→ Task requirements
Return all entries precisely as they stand, without the images.

→ Excerpts from a figure dataset
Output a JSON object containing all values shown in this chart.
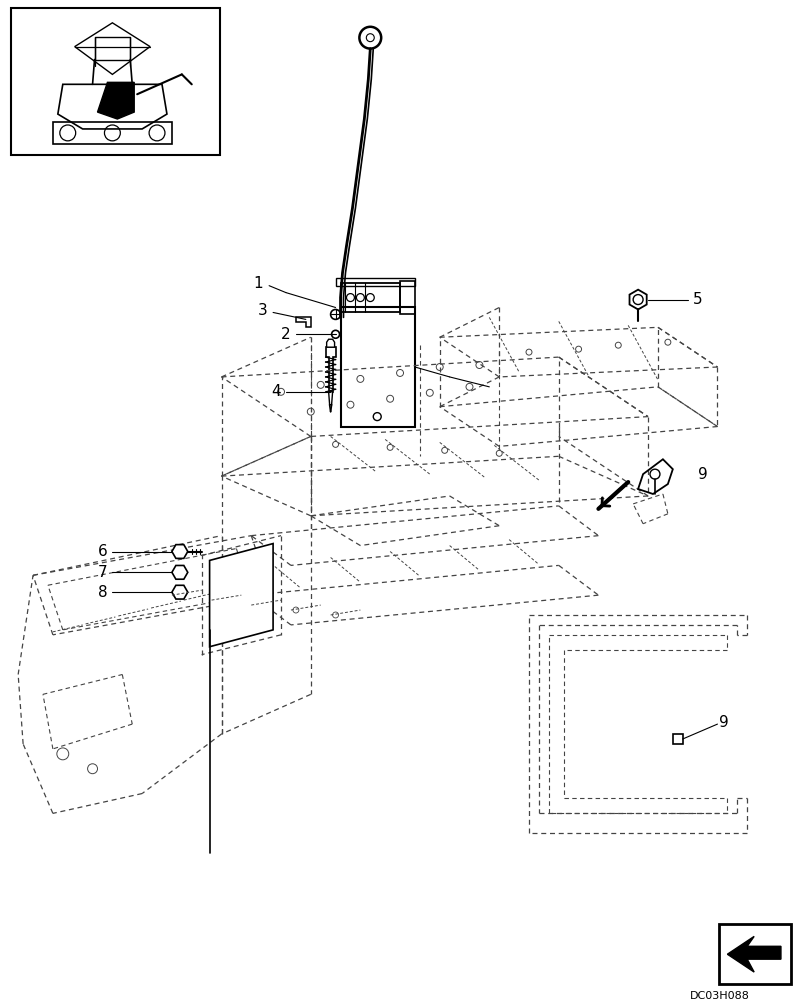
{
  "background_color": "#ffffff",
  "line_color": "#000000",
  "dashed_color": "#444444",
  "figure_width": 8.12,
  "figure_height": 10.0,
  "dpi": 100,
  "watermark_text": "DC03H088"
}
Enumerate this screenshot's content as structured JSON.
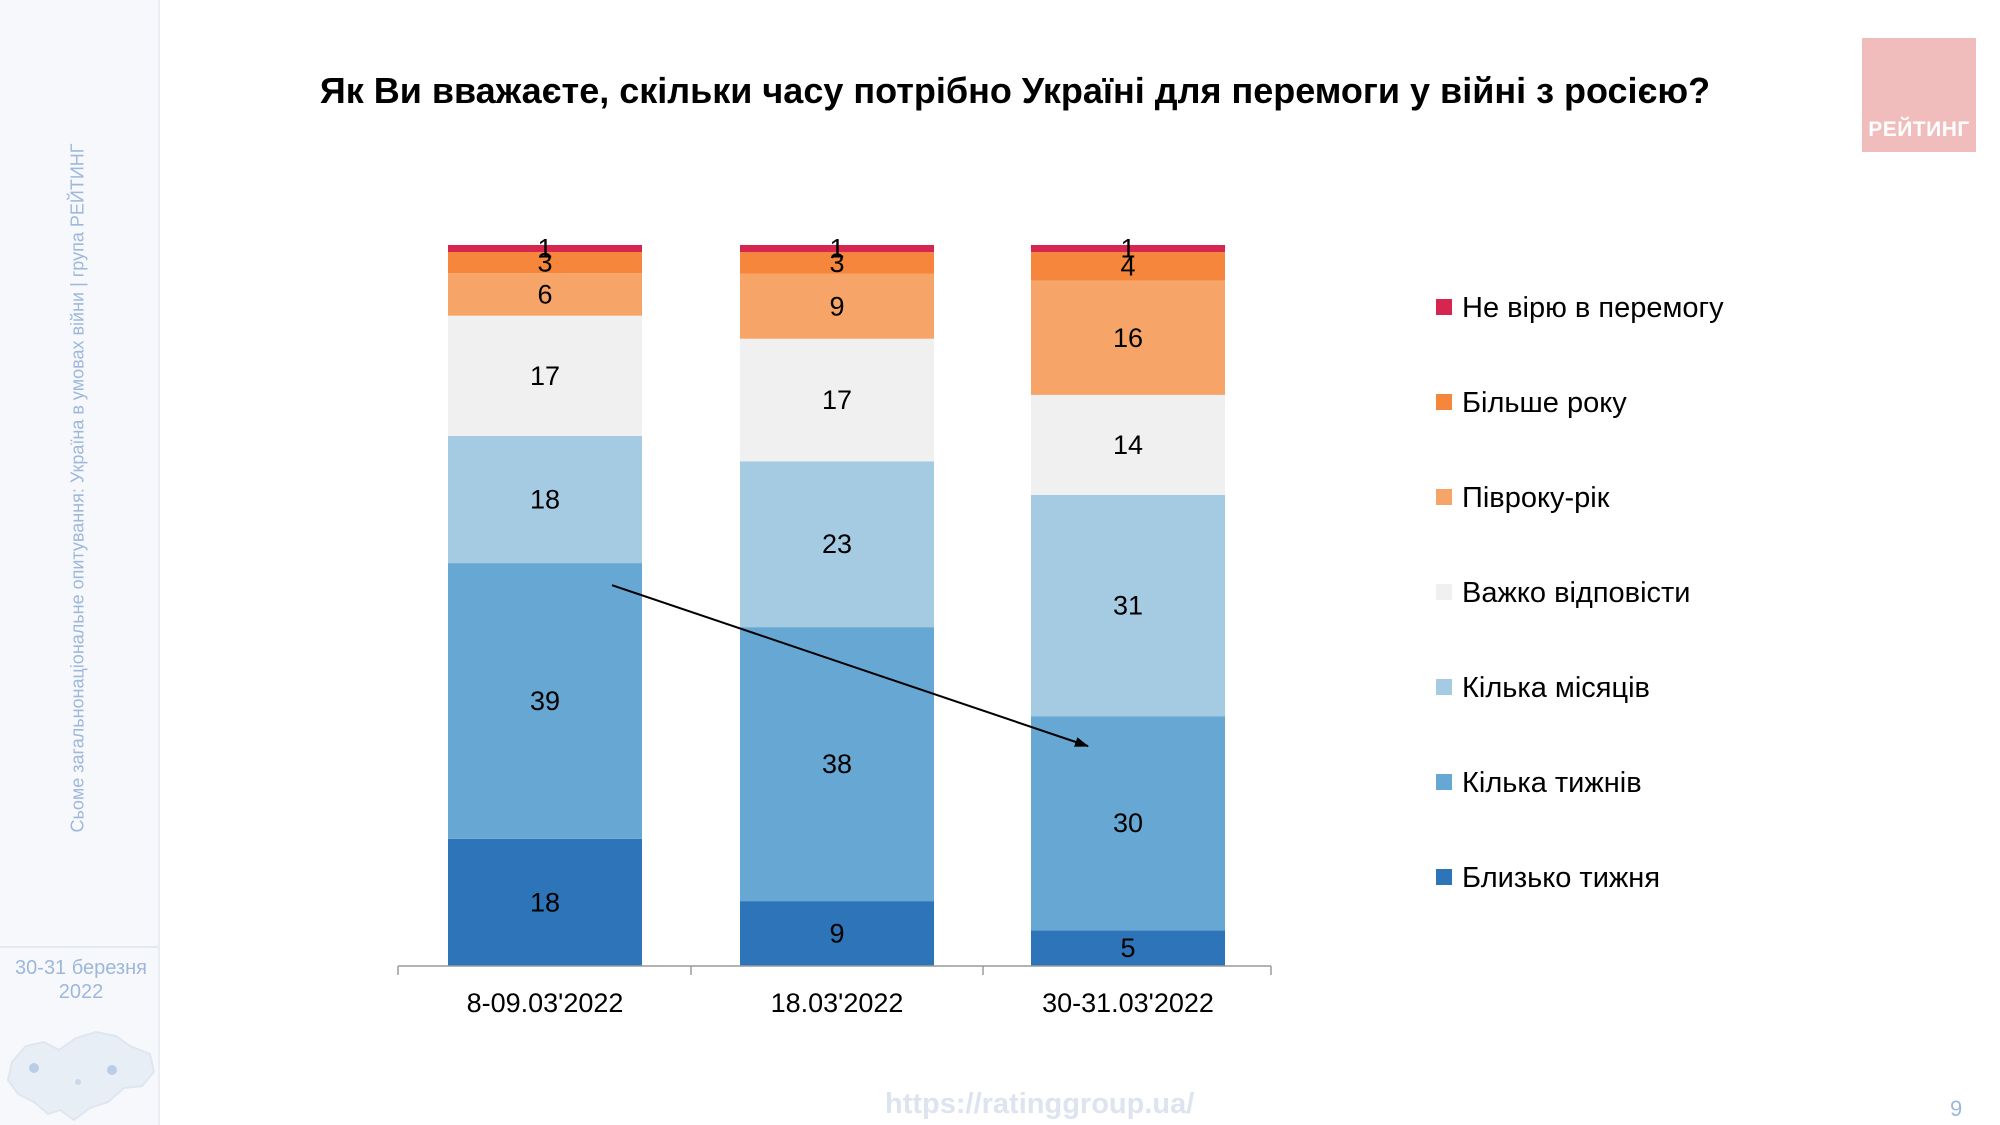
{
  "sidebar": {
    "rotated_text": "Сьоме загальнонаціональне опитування: Україна в умовах війни | група РЕЙТИНГ",
    "date_line1": "30-31 березня",
    "date_line2": "2022"
  },
  "logo": {
    "text": "РЕЙТИНГ",
    "color": "#f1bcbc"
  },
  "footer": {
    "url": "https://ratinggroup.ua/",
    "page_number": "9"
  },
  "chart_data": {
    "type": "bar",
    "stacked": true,
    "title": "Як Ви вважаєте, скільки часу потрібно Україні для перемоги у війні з росією?",
    "categories": [
      "8-09.03'2022",
      "18.03'2022",
      "30-31.03'2022"
    ],
    "series": [
      {
        "name": "Близько тижня",
        "color": "#2e74b8",
        "values": [
          18,
          9,
          5
        ]
      },
      {
        "name": "Кілька тижнів",
        "color": "#66a7d3",
        "values": [
          39,
          38,
          30
        ]
      },
      {
        "name": "Кілька місяців",
        "color": "#a5cbe3",
        "values": [
          18,
          23,
          31
        ]
      },
      {
        "name": "Важко відповісти",
        "color": "#f0f0f0",
        "values": [
          17,
          17,
          14
        ]
      },
      {
        "name": "Півроку-рік",
        "color": "#f7a468",
        "values": [
          6,
          9,
          16
        ]
      },
      {
        "name": "Більше року",
        "color": "#f5863b",
        "values": [
          3,
          3,
          4
        ]
      },
      {
        "name": "Не вірю в перемогу",
        "color": "#d6264f",
        "values": [
          1,
          1,
          1
        ]
      }
    ],
    "legend_position": "right",
    "data_labels": true,
    "grid": false,
    "annotation": "arrow from 8-09.03'2022 Кілька тижнів to 30-31.03'2022 Кілька тижнів"
  }
}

→ Problem solution
Output a JSON object containing all values shown in this chart.
{
  "background_color": "#ffffff",
  "line_color": "#000000",
  "dashed_color": "#444444",
  "figure_width": 8.12,
  "figure_height": 10.0,
  "dpi": 100,
  "watermark_text": "DC03H088"
}
Enumerate this screenshot's content as structured JSON.
{
  "sidebar": {
    "rotated_text": "Сьоме загальнонаціональне опитування: Україна в умовах війни | група РЕЙТИНГ",
    "date_line1": "30-31 березня",
    "date_line2": "2022"
  },
  "logo": {
    "text": "РЕЙТИНГ",
    "color": "#f1bcbc"
  },
  "footer": {
    "url": "https://ratinggroup.ua/",
    "page_number": "9"
  },
  "chart_data": {
    "type": "bar",
    "stacked": true,
    "title": "Як Ви вважаєте, скільки часу потрібно Україні для перемоги у війні з росією?",
    "categories": [
      "8-09.03'2022",
      "18.03'2022",
      "30-31.03'2022"
    ],
    "series": [
      {
        "name": "Близько тижня",
        "color": "#2e74b8",
        "values": [
          18,
          9,
          5
        ]
      },
      {
        "name": "Кілька тижнів",
        "color": "#66a7d3",
        "values": [
          39,
          38,
          30
        ]
      },
      {
        "name": "Кілька місяців",
        "color": "#a5cbe3",
        "values": [
          18,
          23,
          31
        ]
      },
      {
        "name": "Важко відповісти",
        "color": "#f0f0f0",
        "values": [
          17,
          17,
          14
        ]
      },
      {
        "name": "Півроку-рік",
        "color": "#f7a468",
        "values": [
          6,
          9,
          16
        ]
      },
      {
        "name": "Більше року",
        "color": "#f5863b",
        "values": [
          3,
          3,
          4
        ]
      },
      {
        "name": "Не вірю в перемогу",
        "color": "#d6264f",
        "values": [
          1,
          1,
          1
        ]
      }
    ],
    "legend_position": "right",
    "data_labels": true,
    "grid": false,
    "annotation": "arrow from 8-09.03'2022 Кілька тижнів to 30-31.03'2022 Кілька тижнів"
  }
}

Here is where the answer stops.